#### Goal of the exercise
List all lines of the data containing the word "Accelerometer".

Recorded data
· · · · ·

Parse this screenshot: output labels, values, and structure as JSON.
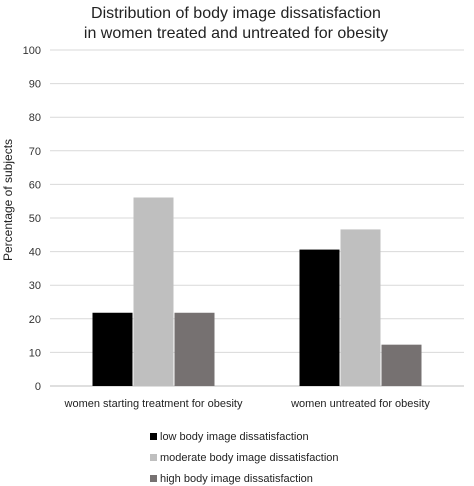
{
  "chart_data": {
    "type": "bar",
    "title": [
      "Distribution of body image dissatisfaction",
      "in women treated and untreated for obesity"
    ],
    "xlabel": "",
    "ylabel": "Percentage of subjects",
    "ylim": [
      0,
      100
    ],
    "yticks": [
      0,
      10,
      20,
      30,
      40,
      50,
      60,
      70,
      80,
      90,
      100
    ],
    "grid": true,
    "legend_position": "bottom",
    "categories": [
      "women starting treatment for obesity",
      "women untreated for obesity"
    ],
    "series": [
      {
        "name": "low body image dissatisfaction",
        "color": "#000000",
        "values": [
          21.8,
          40.6
        ]
      },
      {
        "name": "moderate body image dissatisfaction",
        "color": "#bfbfbf",
        "values": [
          56.1,
          46.6
        ]
      },
      {
        "name": "high body image dissatisfaction",
        "color": "#767171",
        "values": [
          21.8,
          12.3
        ]
      }
    ]
  }
}
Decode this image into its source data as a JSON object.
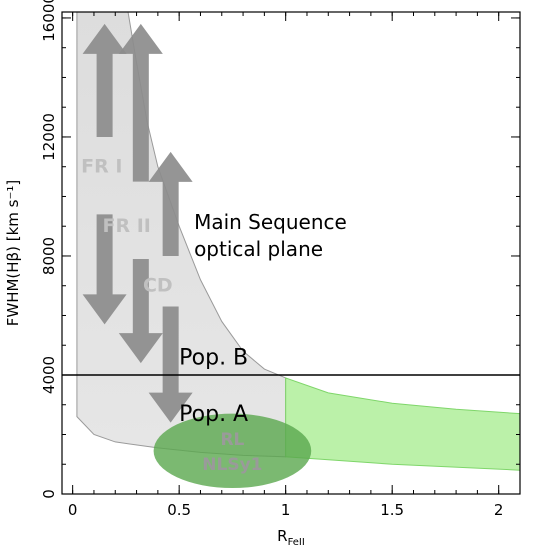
{
  "chart_data": {
    "type": "area",
    "xlabel": "R",
    "xlabel_sub": "FeII",
    "ylabel": "FWHM(Hβ) [km s⁻¹]",
    "xlim": [
      -0.05,
      2.1
    ],
    "ylim": [
      0,
      16200
    ],
    "x_ticks": [
      0,
      0.5,
      1,
      1.5,
      2
    ],
    "x_tick_labels": [
      "0",
      "0.5",
      "1",
      "1.5",
      "2"
    ],
    "y_ticks": [
      0,
      4000,
      8000,
      12000,
      16000
    ],
    "y_tick_labels": [
      "0",
      "4000",
      "8000",
      "12000",
      "16000"
    ],
    "pop_boundary": 4000,
    "labels": {
      "main_sequence_1": "Main Sequence",
      "main_sequence_2": "optical plane",
      "pop_b": "Pop. B",
      "pop_a": "Pop. A",
      "fr1": "FR I",
      "fr2": "FR II",
      "cd": "CD",
      "rl": "RL",
      "nlsy1": "NLSy1"
    },
    "series": [
      {
        "kind": "grey-region",
        "x_left": 0.02,
        "x_right": 1.0,
        "upper_edge": [
          [
            0.26,
            16200
          ],
          [
            0.3,
            14500
          ],
          [
            0.35,
            12500
          ],
          [
            0.4,
            11000
          ],
          [
            0.5,
            9000
          ],
          [
            0.6,
            7200
          ],
          [
            0.7,
            5800
          ],
          [
            0.8,
            4800
          ],
          [
            0.9,
            4200
          ],
          [
            1.0,
            3900
          ]
        ],
        "lower_edge": [
          [
            0.02,
            2600
          ],
          [
            0.1,
            2000
          ],
          [
            0.2,
            1750
          ],
          [
            0.4,
            1550
          ],
          [
            0.6,
            1400
          ],
          [
            0.8,
            1300
          ],
          [
            1.0,
            1250
          ]
        ]
      },
      {
        "kind": "green-band",
        "upper_edge": [
          [
            1.0,
            3900
          ],
          [
            1.2,
            3400
          ],
          [
            1.5,
            3050
          ],
          [
            1.8,
            2850
          ],
          [
            2.1,
            2700
          ]
        ],
        "lower_edge": [
          [
            1.0,
            1250
          ],
          [
            1.5,
            1000
          ],
          [
            2.1,
            800
          ]
        ]
      },
      {
        "kind": "ellipse",
        "center": [
          0.75,
          1450
        ],
        "radius_x": 0.37,
        "radius_y": 1250
      }
    ],
    "arrows": [
      {
        "dir": "up",
        "x": 0.15,
        "from": 12000,
        "to": 15800
      },
      {
        "dir": "up",
        "x": 0.32,
        "from": 10500,
        "to": 15800
      },
      {
        "dir": "up",
        "x": 0.46,
        "from": 8000,
        "to": 11500
      },
      {
        "dir": "down",
        "x": 0.15,
        "from": 9400,
        "to": 5700
      },
      {
        "dir": "down",
        "x": 0.32,
        "from": 7900,
        "to": 4400
      },
      {
        "dir": "down",
        "x": 0.46,
        "from": 6300,
        "to": 2400
      }
    ]
  }
}
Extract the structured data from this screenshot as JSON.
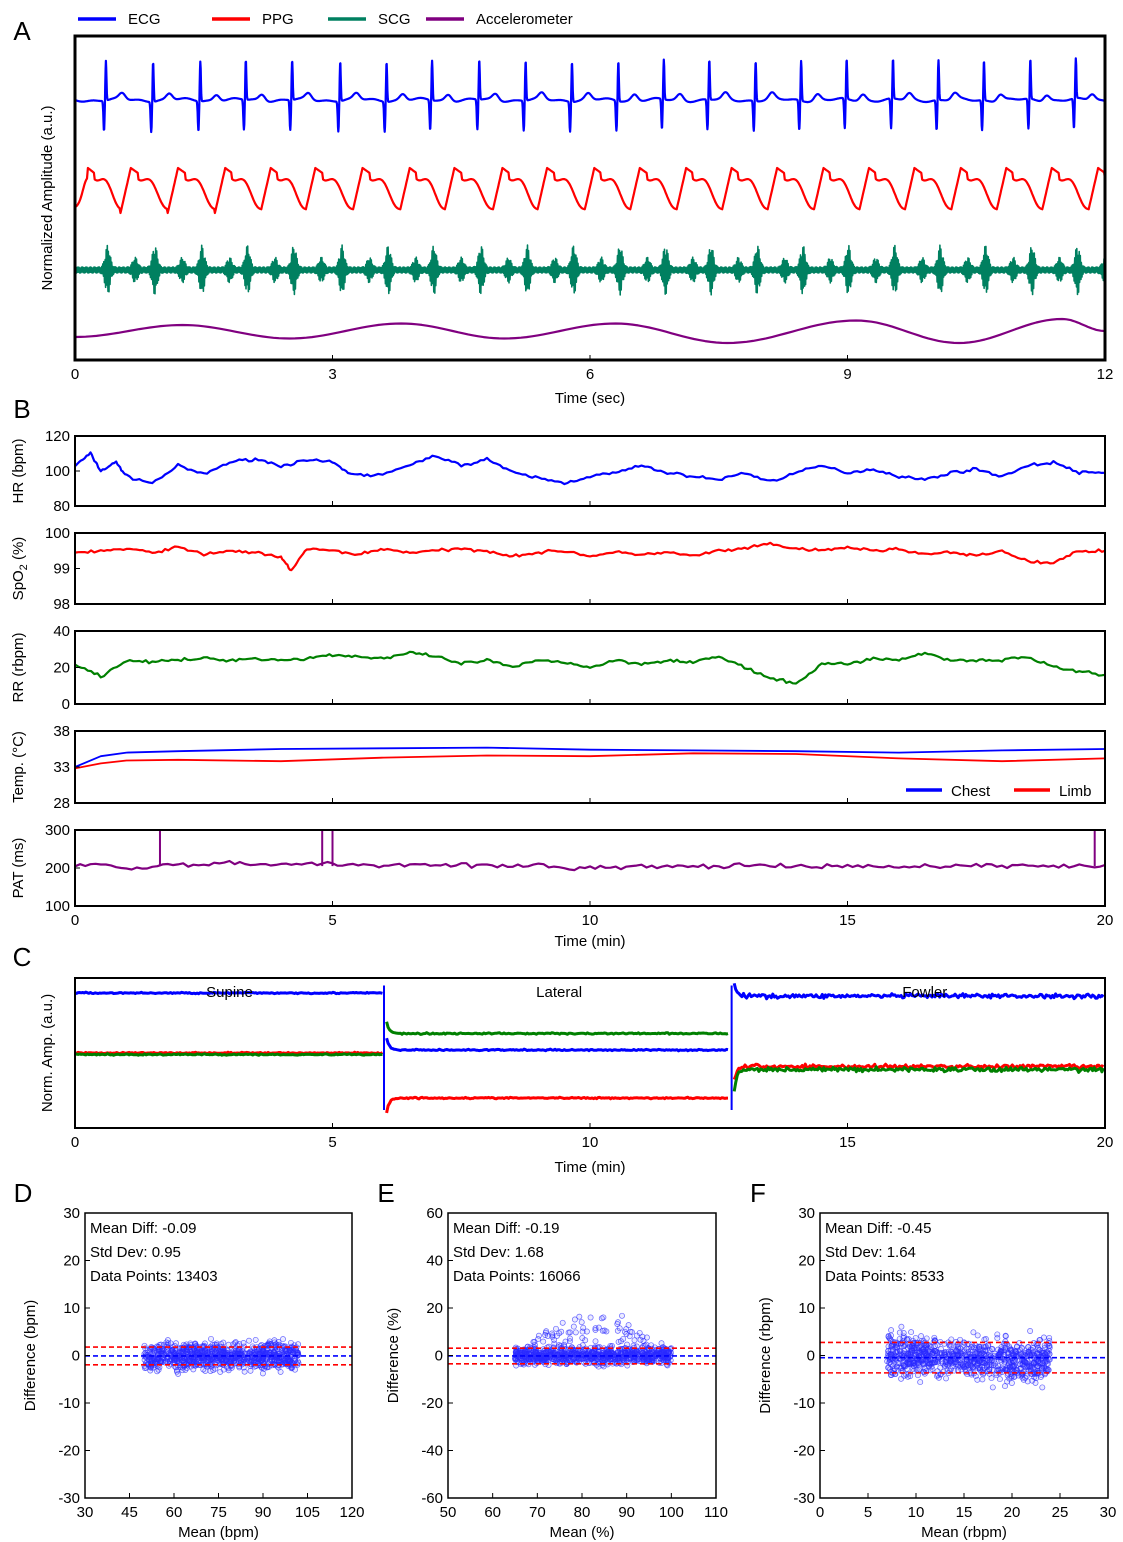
{
  "chart_data": [
    {
      "panel": "A",
      "type": "line",
      "xlabel": "Time (sec)",
      "ylabel": "Normalized Amplitude (a.u.)",
      "xlim": [
        0,
        12
      ],
      "xticks": [
        0,
        3,
        6,
        9,
        12
      ],
      "legend": {
        "placement": "top",
        "entries": [
          "ECG",
          "PPG",
          "SCG",
          "Accelerometer"
        ]
      },
      "series": [
        {
          "name": "ECG",
          "color": "#0000ff",
          "beats_x": [
            0.35,
            0.9,
            1.45,
            1.98,
            2.52,
            3.08,
            3.62,
            4.15,
            4.7,
            5.24,
            5.78,
            6.32,
            6.85,
            7.38,
            7.92,
            8.45,
            8.98,
            9.52,
            10.05,
            10.58,
            11.12,
            11.65
          ]
        },
        {
          "name": "PPG",
          "color": "#ff0000",
          "peaks_x": [
            0.15,
            0.65,
            1.2,
            1.75,
            2.28,
            2.8,
            3.35,
            3.9,
            4.42,
            4.98,
            5.5,
            6.05,
            6.58,
            7.12,
            7.65,
            8.18,
            8.72,
            9.25,
            9.78,
            10.32,
            10.85,
            11.38,
            11.92
          ]
        },
        {
          "name": "SCG",
          "color": "#008060",
          "bursts_x": [
            0.35,
            0.9,
            1.45,
            1.98,
            2.52,
            3.08,
            3.62,
            4.15,
            4.7,
            5.24,
            5.78,
            6.32,
            6.85,
            7.38,
            7.92,
            8.45,
            8.98,
            9.52,
            10.05,
            10.58,
            11.12,
            11.65
          ]
        },
        {
          "name": "Accelerometer",
          "color": "#800080",
          "x": [
            0,
            1.25,
            2.5,
            3.8,
            5.0,
            6.3,
            7.6,
            9.1,
            10.3,
            11.5,
            12
          ],
          "y": [
            0.2,
            0.6,
            0.15,
            0.65,
            0.15,
            0.65,
            0.0,
            0.75,
            0.0,
            0.8,
            0.4
          ]
        }
      ]
    },
    {
      "panel": "B",
      "type": "line",
      "xlabel": "Time (min)",
      "xlim": [
        0,
        20
      ],
      "xticks": [
        0,
        5,
        10,
        15,
        20
      ],
      "subplots": [
        {
          "ylabel": "HR (bpm)",
          "ylim": [
            80,
            120
          ],
          "yticks": [
            80,
            100,
            120
          ],
          "color": "#0000ff",
          "x": [
            0,
            0.3,
            0.5,
            0.8,
            1.0,
            1.5,
            2.0,
            2.5,
            3.0,
            3.5,
            4.0,
            4.5,
            5.0,
            5.3,
            5.8,
            6.5,
            7.0,
            7.5,
            8.0,
            8.5,
            9.0,
            9.5,
            10.0,
            10.5,
            11.0,
            11.5,
            12.0,
            12.5,
            13.0,
            13.5,
            14.0,
            14.5,
            15.0,
            15.5,
            16.0,
            16.5,
            17.0,
            17.5,
            18.0,
            18.5,
            19.0,
            19.5,
            20.0
          ],
          "y": [
            103,
            110,
            100,
            105,
            97,
            93,
            103,
            98,
            105,
            107,
            103,
            106,
            105,
            99,
            97,
            103,
            109,
            103,
            107,
            99,
            96,
            93,
            97,
            99,
            103,
            99,
            97,
            95,
            99,
            94,
            99,
            103,
            99,
            101,
            97,
            95,
            99,
            101,
            97,
            103,
            105,
            99,
            99
          ]
        },
        {
          "ylabel": "SpO2 (%)",
          "ylabel_main": "SpO",
          "ylabel_sub": "2",
          "ylabel_unit": " (%)",
          "ylim": [
            98,
            100
          ],
          "yticks": [
            98,
            99,
            100
          ],
          "color": "#ff0000",
          "x": [
            0,
            0.5,
            1.0,
            1.5,
            2.0,
            2.5,
            3.0,
            3.5,
            4.0,
            4.2,
            4.5,
            5.0,
            5.5,
            6.0,
            6.5,
            7.0,
            7.5,
            8.0,
            8.5,
            9.0,
            9.5,
            10.0,
            10.5,
            11.0,
            11.5,
            12.0,
            12.5,
            13.0,
            13.5,
            14.0,
            14.5,
            15.0,
            15.5,
            16.0,
            16.5,
            17.0,
            17.5,
            18.0,
            18.5,
            19.0,
            19.5,
            20.0
          ],
          "y": [
            99.45,
            99.5,
            99.55,
            99.45,
            99.6,
            99.4,
            99.5,
            99.45,
            99.3,
            98.95,
            99.55,
            99.5,
            99.4,
            99.55,
            99.45,
            99.5,
            99.55,
            99.5,
            99.35,
            99.45,
            99.5,
            99.35,
            99.45,
            99.4,
            99.45,
            99.35,
            99.5,
            99.55,
            99.7,
            99.55,
            99.5,
            99.6,
            99.5,
            99.55,
            99.4,
            99.45,
            99.35,
            99.5,
            99.2,
            99.15,
            99.5,
            99.5
          ]
        },
        {
          "ylabel": "RR (rbpm)",
          "ylim": [
            0,
            40
          ],
          "yticks": [
            0,
            20,
            40
          ],
          "color": "#008000",
          "x": [
            0,
            0.5,
            1.0,
            1.5,
            2.0,
            2.5,
            3.0,
            3.5,
            4.0,
            4.5,
            5.0,
            5.5,
            6.0,
            6.5,
            7.0,
            7.5,
            8.0,
            8.5,
            9.0,
            9.5,
            10.0,
            10.5,
            11.0,
            11.5,
            12.0,
            12.5,
            13.0,
            13.5,
            14.0,
            14.5,
            15.0,
            15.5,
            16.0,
            16.5,
            17.0,
            17.5,
            18.0,
            18.5,
            19.0,
            19.5,
            20.0
          ],
          "y": [
            22,
            15,
            24,
            23,
            24,
            25,
            24,
            25,
            24,
            25,
            27,
            26,
            25,
            28,
            26,
            22,
            24,
            20,
            24,
            23,
            20,
            24,
            22,
            24,
            23,
            26,
            20,
            14,
            11,
            22,
            22,
            25,
            24,
            28,
            24,
            24,
            24,
            26,
            20,
            18,
            16
          ]
        },
        {
          "ylabel": "Temp. (°C)",
          "ylim": [
            28,
            38
          ],
          "yticks": [
            28,
            33,
            38
          ],
          "legend": {
            "placement": "bottom-right",
            "entries": [
              "Chest",
              "Limb"
            ]
          },
          "series": [
            {
              "name": "Chest",
              "color": "#0000ff",
              "x": [
                0,
                0.5,
                1.0,
                2.0,
                4.0,
                6.0,
                8.0,
                10.0,
                12.0,
                14.0,
                16.0,
                18.0,
                20.0
              ],
              "y": [
                33.0,
                34.5,
                35.0,
                35.2,
                35.5,
                35.6,
                35.7,
                35.4,
                35.3,
                35.2,
                35.0,
                35.3,
                35.5
              ]
            },
            {
              "name": "Limb",
              "color": "#ff0000",
              "x": [
                0,
                0.5,
                1.0,
                2.0,
                4.0,
                6.0,
                8.0,
                10.0,
                12.0,
                14.0,
                16.0,
                18.0,
                20.0
              ],
              "y": [
                32.8,
                33.5,
                33.9,
                34.0,
                33.8,
                34.3,
                34.6,
                34.5,
                34.9,
                34.8,
                34.2,
                33.8,
                34.2
              ]
            }
          ]
        },
        {
          "ylabel": "PAT (ms)",
          "ylim": [
            100,
            300
          ],
          "yticks": [
            100,
            200,
            300
          ],
          "color": "#800080",
          "x": [
            0,
            0.5,
            1.0,
            1.5,
            2.0,
            2.5,
            3.0,
            3.5,
            4.0,
            4.5,
            5.0,
            5.5,
            6.0,
            6.5,
            7.0,
            7.5,
            8.0,
            8.5,
            9.0,
            9.5,
            10.0,
            10.5,
            11.0,
            11.5,
            12.0,
            12.5,
            13.0,
            13.5,
            14.0,
            14.5,
            15.0,
            15.5,
            16.0,
            16.5,
            17.0,
            17.5,
            18.0,
            18.5,
            19.0,
            19.5,
            20.0
          ],
          "y": [
            205,
            210,
            200,
            205,
            212,
            205,
            215,
            208,
            212,
            210,
            212,
            208,
            205,
            212,
            210,
            208,
            206,
            203,
            207,
            200,
            202,
            200,
            205,
            203,
            204,
            205,
            206,
            205,
            204,
            202,
            205,
            205,
            200,
            206,
            205,
            208,
            205,
            206,
            205,
            205,
            208
          ],
          "spikes_x": [
            1.65,
            4.8,
            5.0,
            19.8
          ]
        }
      ]
    },
    {
      "panel": "C",
      "type": "line",
      "xlabel": "Time (min)",
      "ylabel": "Norm. Amp. (a.u.)",
      "xlim": [
        0,
        20
      ],
      "xticks": [
        0,
        5,
        10,
        15,
        20
      ],
      "annotations": [
        {
          "text": "Supine",
          "x": 3.0
        },
        {
          "text": "Lateral",
          "x": 9.4
        },
        {
          "text": "Fowler",
          "x": 16.5
        }
      ],
      "series": [
        {
          "color": "#0000ff",
          "segments": [
            {
              "x": [
                0,
                6.0
              ],
              "y": 0.9
            },
            {
              "x": [
                6.05,
                12.7
              ],
              "y": 0.52
            },
            {
              "x": [
                12.8,
                20
              ],
              "y": 0.88
            }
          ]
        },
        {
          "color": "#ff0000",
          "segments": [
            {
              "x": [
                0,
                6.0
              ],
              "y": 0.5
            },
            {
              "x": [
                6.05,
                12.7
              ],
              "y": 0.2
            },
            {
              "x": [
                12.8,
                20
              ],
              "y": 0.41
            }
          ]
        },
        {
          "color": "#008000",
          "segments": [
            {
              "x": [
                0,
                6.0
              ],
              "y": 0.49
            },
            {
              "x": [
                6.05,
                12.7
              ],
              "y": 0.63
            },
            {
              "x": [
                12.8,
                20
              ],
              "y": 0.39
            }
          ]
        }
      ]
    },
    {
      "panel": "D",
      "type": "scatter",
      "xlabel": "Mean (bpm)",
      "ylabel": "Difference (bpm)",
      "xlim": [
        30,
        120
      ],
      "xticks": [
        30,
        45,
        60,
        75,
        90,
        105,
        120
      ],
      "ylim": [
        -30,
        30
      ],
      "yticks": [
        -30,
        -20,
        -10,
        0,
        10,
        20,
        30
      ],
      "stats": [
        "Mean Diff: -0.09",
        "Std Dev: 0.95",
        "Data Points: 13403"
      ],
      "mean_diff": -0.09,
      "loa": [
        1.77,
        -1.95
      ],
      "scatter_x_range": [
        50,
        102
      ],
      "scatter_spread": 2.5
    },
    {
      "panel": "E",
      "type": "scatter",
      "xlabel": "Mean (%)",
      "ylabel": "Difference (%)",
      "xlim": [
        50,
        110
      ],
      "xticks": [
        50,
        60,
        70,
        80,
        90,
        100,
        110
      ],
      "ylim": [
        -60,
        60
      ],
      "yticks": [
        -60,
        -40,
        -20,
        0,
        20,
        40,
        60
      ],
      "stats": [
        "Mean Diff: -0.19",
        "Std Dev: 1.68",
        "Data Points: 16066"
      ],
      "mean_diff": -0.19,
      "loa": [
        3.1,
        -3.48
      ],
      "scatter_x_range": [
        65,
        100
      ],
      "scatter_spread": 3
    },
    {
      "panel": "F",
      "type": "scatter",
      "xlabel": "Mean (rbpm)",
      "ylabel": "Difference (rbpm)",
      "xlim": [
        0,
        30
      ],
      "xticks": [
        0,
        5,
        10,
        15,
        20,
        25,
        30
      ],
      "ylim": [
        -30,
        30
      ],
      "yticks": [
        -30,
        -20,
        -10,
        0,
        10,
        20,
        30
      ],
      "stats": [
        "Mean Diff: -0.45",
        "Std Dev: 1.64",
        "Data Points: 8533"
      ],
      "mean_diff": -0.45,
      "loa": [
        2.76,
        -3.66
      ],
      "scatter_x_range": [
        7,
        24
      ],
      "scatter_spread": 3.5
    }
  ]
}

· · · · ·

#### Full solution
          "Accelerometer"
          "name": "Accelerometer",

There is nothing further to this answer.